• WHAT IS BEING ASKED
Rewrite every line of the material below, putting "month-tick" wherever "month-label" appears and leaving everything else untouched. Omit the pictures from your answer.

[Start]

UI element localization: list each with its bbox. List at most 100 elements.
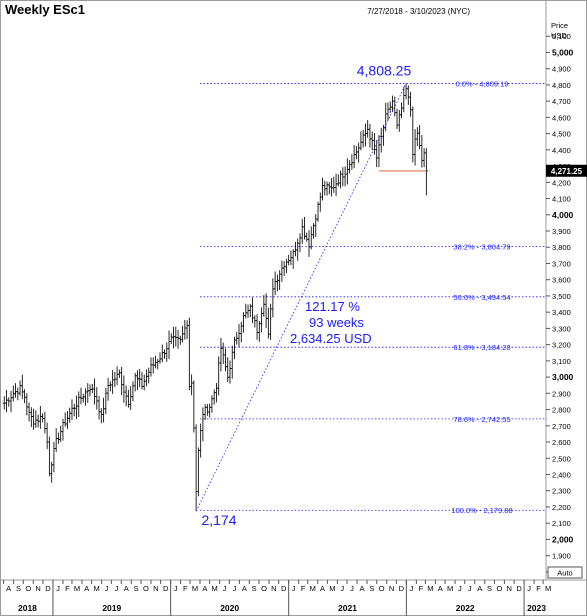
month-label: S	[369, 584, 374, 593]
y-tick-label: 3,800	[552, 243, 571, 252]
month-label: D	[45, 584, 51, 593]
auto-scale-label: Auto	[557, 569, 572, 578]
last-price-tag	[546, 164, 587, 177]
month-label: A	[242, 584, 247, 593]
month-label: J	[409, 584, 413, 593]
move-weeks-annotation: 93 weeks	[309, 315, 364, 330]
month-label: D	[281, 584, 287, 593]
y-tick-label: 2,400	[552, 470, 571, 479]
y-tick-label: 5,000	[552, 47, 574, 57]
trend-line	[195, 83, 407, 512]
year-label: 2020	[220, 603, 239, 613]
month-label: D	[163, 584, 169, 593]
y-tick-label: 2,600	[552, 438, 571, 447]
month-label: M	[545, 584, 551, 593]
month-label: M	[329, 584, 335, 593]
month-label: O	[496, 584, 502, 593]
y-tick-label: 4,900	[552, 65, 571, 74]
y-tick-label: 2,200	[552, 503, 571, 512]
y-tick-label: 2,700	[552, 422, 571, 431]
month-label: N	[271, 584, 276, 593]
month-label: F	[65, 584, 70, 593]
date-range: 7/27/2018 - 3/10/2023 (NYC)	[367, 7, 470, 16]
y-tick-label: 2,300	[552, 487, 571, 496]
plot-area[interactable]: 0.0% - 4,809.19 38.2% - 3,804.79 50.0% - 3…	[2, 63, 545, 529]
month-label: M	[94, 584, 100, 593]
month-label: N	[389, 584, 394, 593]
y-tick-label: 2,500	[552, 454, 571, 463]
auto-scale-button[interactable]	[547, 566, 583, 579]
month-label: S	[487, 584, 492, 593]
month-label: J	[527, 584, 531, 593]
price-axis[interactable]: 1,8001,9002,0002,1002,2002,3002,4002,500…	[545, 0, 587, 580]
move-percent-annotation: 121.17 %	[305, 299, 360, 314]
y-tick-label: 2,000	[552, 534, 574, 544]
month-label: F	[183, 584, 188, 593]
year-label: 2023	[527, 603, 546, 613]
month-label: A	[320, 584, 325, 593]
month-label: A	[84, 584, 89, 593]
fib-level-label: 0.0% - 4,809.19	[456, 79, 509, 88]
y-tick-label: 3,700	[552, 259, 571, 268]
month-label: J	[105, 584, 109, 593]
year-label: 2021	[338, 603, 357, 613]
y-tick-label: 3,900	[552, 227, 571, 236]
y-tick-label: 4,200	[552, 178, 571, 187]
month-label: O	[25, 584, 31, 593]
price-axis-label: Price	[551, 21, 568, 30]
year-label: 2022	[456, 603, 475, 613]
month-label: M	[74, 584, 80, 593]
month-label: N	[153, 584, 158, 593]
month-label: N	[35, 584, 40, 593]
chart-title: Weekly ESc1	[5, 2, 85, 17]
y-tick-label: 4,100	[552, 195, 571, 204]
y-tick-label: 3,600	[552, 276, 571, 285]
y-tick-label: 5,100	[552, 32, 571, 41]
month-label: A	[202, 584, 207, 593]
y-tick-label: 4,500	[552, 130, 571, 139]
month-label: D	[516, 584, 522, 593]
month-label: F	[419, 584, 424, 593]
month-label: O	[379, 584, 385, 593]
month-label: J	[468, 584, 472, 593]
month-label: S	[16, 584, 21, 593]
month-label: F	[536, 584, 541, 593]
y-tick-label: 3,200	[552, 341, 571, 350]
y-tick-label: 3,400	[552, 308, 571, 317]
month-label: O	[143, 584, 149, 593]
high-annotation: 4,808.25	[357, 63, 412, 79]
month-label: D	[399, 584, 405, 593]
low-annotation: 2,174	[201, 512, 236, 528]
fib-level-label: 100.0% - 2,179.88	[451, 506, 512, 515]
month-label: M	[192, 584, 198, 593]
month-label: O	[261, 584, 267, 593]
y-tick-label: 1,900	[552, 552, 571, 561]
y-tick-label: 4,800	[552, 81, 571, 90]
month-label: S	[252, 584, 257, 593]
month-label: N	[507, 584, 512, 593]
year-label: 2018	[18, 603, 37, 613]
year-label: 2019	[102, 603, 121, 613]
month-label: M	[212, 584, 218, 593]
fib-level-label: 78.6% - 2,742.55	[453, 415, 510, 424]
month-label: F	[301, 584, 306, 593]
month-label: J	[458, 584, 462, 593]
month-label: J	[292, 584, 296, 593]
move-points-annotation: 2,634.25 USD	[290, 331, 372, 346]
month-label: A	[6, 584, 11, 593]
month-label: J	[350, 584, 354, 593]
month-label: A	[360, 584, 365, 593]
month-label: J	[174, 584, 178, 593]
month-label: J	[232, 584, 236, 593]
price-bar	[424, 148, 428, 196]
month-label: J	[56, 584, 60, 593]
month-label: J	[223, 584, 227, 593]
y-tick-label: 4,400	[552, 146, 571, 155]
y-tick-label: 2,900	[552, 389, 571, 398]
month-label: A	[124, 584, 129, 593]
y-tick-label: 3,500	[552, 292, 571, 301]
y-tick-label: 4,000	[552, 210, 574, 220]
y-tick-label: 4,600	[552, 113, 571, 122]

[End]

• OUTPUT
UI element localization: list each with its bbox. List at most 100 elements.
month-tick: S	[369, 584, 374, 593]
y-tick-label: 3,800	[552, 243, 571, 252]
month-tick: D	[45, 584, 51, 593]
auto-scale-label: Auto	[557, 569, 572, 578]
last-price-tag	[546, 164, 587, 177]
month-tick: A	[242, 584, 247, 593]
month-tick: J	[409, 584, 413, 593]
move-weeks-annotation: 93 weeks	[309, 315, 364, 330]
month-tick: D	[281, 584, 287, 593]
y-tick-label: 2,400	[552, 470, 571, 479]
y-tick-label: 5,000	[552, 47, 574, 57]
trend-line	[195, 83, 407, 512]
year-label: 2020	[220, 603, 239, 613]
month-tick: D	[163, 584, 169, 593]
y-tick-label: 2,600	[552, 438, 571, 447]
month-tick: M	[545, 584, 551, 593]
month-tick: M	[329, 584, 335, 593]
month-tick: O	[496, 584, 502, 593]
y-tick-label: 4,900	[552, 65, 571, 74]
y-tick-label: 2,200	[552, 503, 571, 512]
y-tick-label: 2,700	[552, 422, 571, 431]
month-tick: N	[271, 584, 276, 593]
month-tick: F	[65, 584, 70, 593]
date-range: 7/27/2018 - 3/10/2023 (NYC)	[367, 7, 470, 16]
y-tick-label: 2,300	[552, 487, 571, 496]
plot-area[interactable]: 0.0% - 4,809.19 38.2% - 3,804.79 50.0% - 3…	[2, 63, 545, 529]
month-tick: M	[94, 584, 100, 593]
month-tick: N	[389, 584, 394, 593]
y-tick-label: 2,500	[552, 454, 571, 463]
auto-scale-button[interactable]	[547, 566, 583, 579]
month-tick: S	[487, 584, 492, 593]
month-tick: J	[527, 584, 531, 593]
price-axis[interactable]: 1,8001,9002,0002,1002,2002,3002,4002,500…	[545, 0, 587, 580]
move-percent-annotation: 121.17 %	[305, 299, 360, 314]
y-tick-label: 2,000	[552, 534, 574, 544]
month-tick: F	[183, 584, 188, 593]
year-label: 2023	[527, 603, 546, 613]
month-tick: A	[320, 584, 325, 593]
month-tick: A	[84, 584, 89, 593]
fib-level-label: 0.0% - 4,809.19	[456, 79, 509, 88]
y-tick-label: 3,700	[552, 259, 571, 268]
month-tick: J	[105, 584, 109, 593]
year-label: 2021	[338, 603, 357, 613]
y-tick-label: 3,900	[552, 227, 571, 236]
y-tick-label: 4,200	[552, 178, 571, 187]
month-tick: O	[25, 584, 31, 593]
price-axis-label: Price	[551, 21, 568, 30]
year-label: 2022	[456, 603, 475, 613]
month-tick: M	[74, 584, 80, 593]
month-tick: N	[153, 584, 158, 593]
month-tick: N	[35, 584, 40, 593]
chart-title: Weekly ESc1	[5, 2, 85, 17]
y-tick-label: 4,100	[552, 195, 571, 204]
y-tick-label: 3,600	[552, 276, 571, 285]
y-tick-label: 5,100	[552, 32, 571, 41]
month-tick: A	[202, 584, 207, 593]
y-tick-label: 4,500	[552, 130, 571, 139]
month-tick: D	[516, 584, 522, 593]
month-tick: F	[419, 584, 424, 593]
month-tick: O	[379, 584, 385, 593]
month-tick: J	[468, 584, 472, 593]
month-tick: S	[16, 584, 21, 593]
month-tick: F	[536, 584, 541, 593]
y-tick-label: 3,200	[552, 341, 571, 350]
y-tick-label: 3,400	[552, 308, 571, 317]
month-tick: O	[143, 584, 149, 593]
high-annotation: 4,808.25	[357, 63, 412, 79]
month-tick: D	[399, 584, 405, 593]
low-annotation: 2,174	[201, 512, 236, 528]
fib-level-label: 100.0% - 2,179.88	[451, 506, 512, 515]
month-tick: M	[192, 584, 198, 593]
month-tick: O	[261, 584, 267, 593]
y-tick-label: 1,900	[552, 552, 571, 561]
y-tick-label: 4,800	[552, 81, 571, 90]
month-tick: S	[252, 584, 257, 593]
month-tick: N	[507, 584, 512, 593]
year-label: 2018	[18, 603, 37, 613]
year-label: 2019	[102, 603, 121, 613]
month-tick: M	[212, 584, 218, 593]
fib-level-label: 78.6% - 2,742.55	[453, 415, 510, 424]
month-tick: F	[301, 584, 306, 593]
month-tick: J	[458, 584, 462, 593]
month-tick: J	[292, 584, 296, 593]
move-points-annotation: 2,634.25 USD	[290, 331, 372, 346]
month-tick: A	[6, 584, 11, 593]
month-tick: J	[350, 584, 354, 593]
month-tick: A	[360, 584, 365, 593]
month-tick: J	[174, 584, 178, 593]
month-tick: J	[232, 584, 236, 593]
price-bar	[424, 148, 428, 196]
month-tick: J	[56, 584, 60, 593]
month-tick: J	[223, 584, 227, 593]
y-tick-label: 4,400	[552, 146, 571, 155]
y-tick-label: 2,900	[552, 389, 571, 398]
month-tick: A	[124, 584, 129, 593]
y-tick-label: 3,500	[552, 292, 571, 301]
y-tick-label: 4,000	[552, 210, 574, 220]
y-tick-label: 4,600	[552, 113, 571, 122]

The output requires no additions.